▶ _Material for the task_:
──────────────────────────────

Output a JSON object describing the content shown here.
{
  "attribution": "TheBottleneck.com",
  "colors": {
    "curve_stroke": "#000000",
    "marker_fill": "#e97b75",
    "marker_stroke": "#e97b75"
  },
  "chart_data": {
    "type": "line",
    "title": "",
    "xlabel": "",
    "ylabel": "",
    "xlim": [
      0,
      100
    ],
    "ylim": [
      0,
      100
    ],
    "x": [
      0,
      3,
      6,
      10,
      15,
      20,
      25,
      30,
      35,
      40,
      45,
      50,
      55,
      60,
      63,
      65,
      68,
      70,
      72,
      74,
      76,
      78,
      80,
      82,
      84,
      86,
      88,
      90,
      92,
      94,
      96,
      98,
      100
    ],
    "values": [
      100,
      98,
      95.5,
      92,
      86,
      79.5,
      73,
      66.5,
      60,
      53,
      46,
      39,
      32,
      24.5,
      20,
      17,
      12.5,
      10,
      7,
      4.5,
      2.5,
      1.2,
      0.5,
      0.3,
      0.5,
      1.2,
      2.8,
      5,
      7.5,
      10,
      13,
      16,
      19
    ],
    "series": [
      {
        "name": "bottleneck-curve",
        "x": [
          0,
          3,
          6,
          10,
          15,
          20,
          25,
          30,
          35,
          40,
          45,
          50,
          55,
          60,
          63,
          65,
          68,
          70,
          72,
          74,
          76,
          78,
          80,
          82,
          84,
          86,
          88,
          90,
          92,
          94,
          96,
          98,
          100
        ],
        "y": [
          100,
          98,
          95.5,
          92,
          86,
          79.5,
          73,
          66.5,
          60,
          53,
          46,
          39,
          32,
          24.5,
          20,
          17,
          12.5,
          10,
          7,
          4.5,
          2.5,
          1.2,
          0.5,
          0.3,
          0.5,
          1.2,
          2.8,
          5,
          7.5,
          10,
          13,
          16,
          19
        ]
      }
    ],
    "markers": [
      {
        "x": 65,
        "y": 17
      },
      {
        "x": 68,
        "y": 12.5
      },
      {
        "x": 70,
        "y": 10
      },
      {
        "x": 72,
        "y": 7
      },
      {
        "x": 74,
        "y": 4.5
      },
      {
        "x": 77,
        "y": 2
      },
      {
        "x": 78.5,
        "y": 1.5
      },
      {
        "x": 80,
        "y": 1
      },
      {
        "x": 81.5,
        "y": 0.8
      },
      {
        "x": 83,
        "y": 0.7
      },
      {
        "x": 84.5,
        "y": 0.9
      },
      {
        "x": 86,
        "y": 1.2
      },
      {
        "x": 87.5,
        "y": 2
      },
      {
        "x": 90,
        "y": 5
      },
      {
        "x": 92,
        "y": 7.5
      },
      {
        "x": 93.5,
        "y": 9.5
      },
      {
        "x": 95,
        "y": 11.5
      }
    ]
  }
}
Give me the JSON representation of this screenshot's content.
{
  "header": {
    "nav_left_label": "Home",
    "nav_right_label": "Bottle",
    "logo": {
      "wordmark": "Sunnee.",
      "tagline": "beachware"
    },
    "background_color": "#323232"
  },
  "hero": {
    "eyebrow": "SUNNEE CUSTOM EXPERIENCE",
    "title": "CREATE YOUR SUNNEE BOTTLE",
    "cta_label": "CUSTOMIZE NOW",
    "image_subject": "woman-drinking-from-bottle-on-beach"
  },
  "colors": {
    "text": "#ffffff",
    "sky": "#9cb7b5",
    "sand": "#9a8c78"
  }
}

──────────────────────────────

Please reproduce all of the entries exactly as they stand.

▶ _Result_:
Output a JSON object describing the content shown here.
{
  "attribution": "TheBottleneck.com",
  "colors": {
    "curve_stroke": "#000000",
    "marker_fill": "#e97b75",
    "marker_stroke": "#e97b75"
  },
  "chart_data": {
    "type": "line",
    "title": "",
    "xlabel": "",
    "ylabel": "",
    "xlim": [
      0,
      100
    ],
    "ylim": [
      0,
      100
    ],
    "x": [
      0,
      3,
      6,
      10,
      15,
      20,
      25,
      30,
      35,
      40,
      45,
      50,
      55,
      60,
      63,
      65,
      68,
      70,
      72,
      74,
      76,
      78,
      80,
      82,
      84,
      86,
      88,
      90,
      92,
      94,
      96,
      98,
      100
    ],
    "values": [
      100,
      98,
      95.5,
      92,
      86,
      79.5,
      73,
      66.5,
      60,
      53,
      46,
      39,
      32,
      24.5,
      20,
      17,
      12.5,
      10,
      7,
      4.5,
      2.5,
      1.2,
      0.5,
      0.3,
      0.5,
      1.2,
      2.8,
      5,
      7.5,
      10,
      13,
      16,
      19
    ],
    "series": [
      {
        "name": "bottleneck-curve",
        "x": [
          0,
          3,
          6,
          10,
          15,
          20,
          25,
          30,
          35,
          40,
          45,
          50,
          55,
          60,
          63,
          65,
          68,
          70,
          72,
          74,
          76,
          78,
          80,
          82,
          84,
          86,
          88,
          90,
          92,
          94,
          96,
          98,
          100
        ],
        "y": [
          100,
          98,
          95.5,
          92,
          86,
          79.5,
          73,
          66.5,
          60,
          53,
          46,
          39,
          32,
          24.5,
          20,
          17,
          12.5,
          10,
          7,
          4.5,
          2.5,
          1.2,
          0.5,
          0.3,
          0.5,
          1.2,
          2.8,
          5,
          7.5,
          10,
          13,
          16,
          19
        ]
      }
    ],
    "markers": [
      {
        "x": 65,
        "y": 17
      },
      {
        "x": 68,
        "y": 12.5
      },
      {
        "x": 70,
        "y": 10
      },
      {
        "x": 72,
        "y": 7
      },
      {
        "x": 74,
        "y": 4.5
      },
      {
        "x": 77,
        "y": 2
      },
      {
        "x": 78.5,
        "y": 1.5
      },
      {
        "x": 80,
        "y": 1
      },
      {
        "x": 81.5,
        "y": 0.8
      },
      {
        "x": 83,
        "y": 0.7
      },
      {
        "x": 84.5,
        "y": 0.9
      },
      {
        "x": 86,
        "y": 1.2
      },
      {
        "x": 87.5,
        "y": 2
      },
      {
        "x": 90,
        "y": 5
      },
      {
        "x": 92,
        "y": 7.5
      },
      {
        "x": 93.5,
        "y": 9.5
      },
      {
        "x": 95,
        "y": 11.5
      }
    ]
  }
}
Give me the JSON representation of this screenshot's content.
{
  "header": {
    "nav_left_label": "Home",
    "nav_right_label": "Bottle",
    "logo": {
      "wordmark": "Sunnee.",
      "tagline": "beachware"
    },
    "background_color": "#323232"
  },
  "hero": {
    "eyebrow": "SUNNEE CUSTOM EXPERIENCE",
    "title": "CREATE YOUR SUNNEE BOTTLE",
    "cta_label": "CUSTOMIZE NOW",
    "image_subject": "woman-drinking-from-bottle-on-beach"
  },
  "colors": {
    "text": "#ffffff",
    "sky": "#9cb7b5",
    "sand": "#9a8c78"
  }
}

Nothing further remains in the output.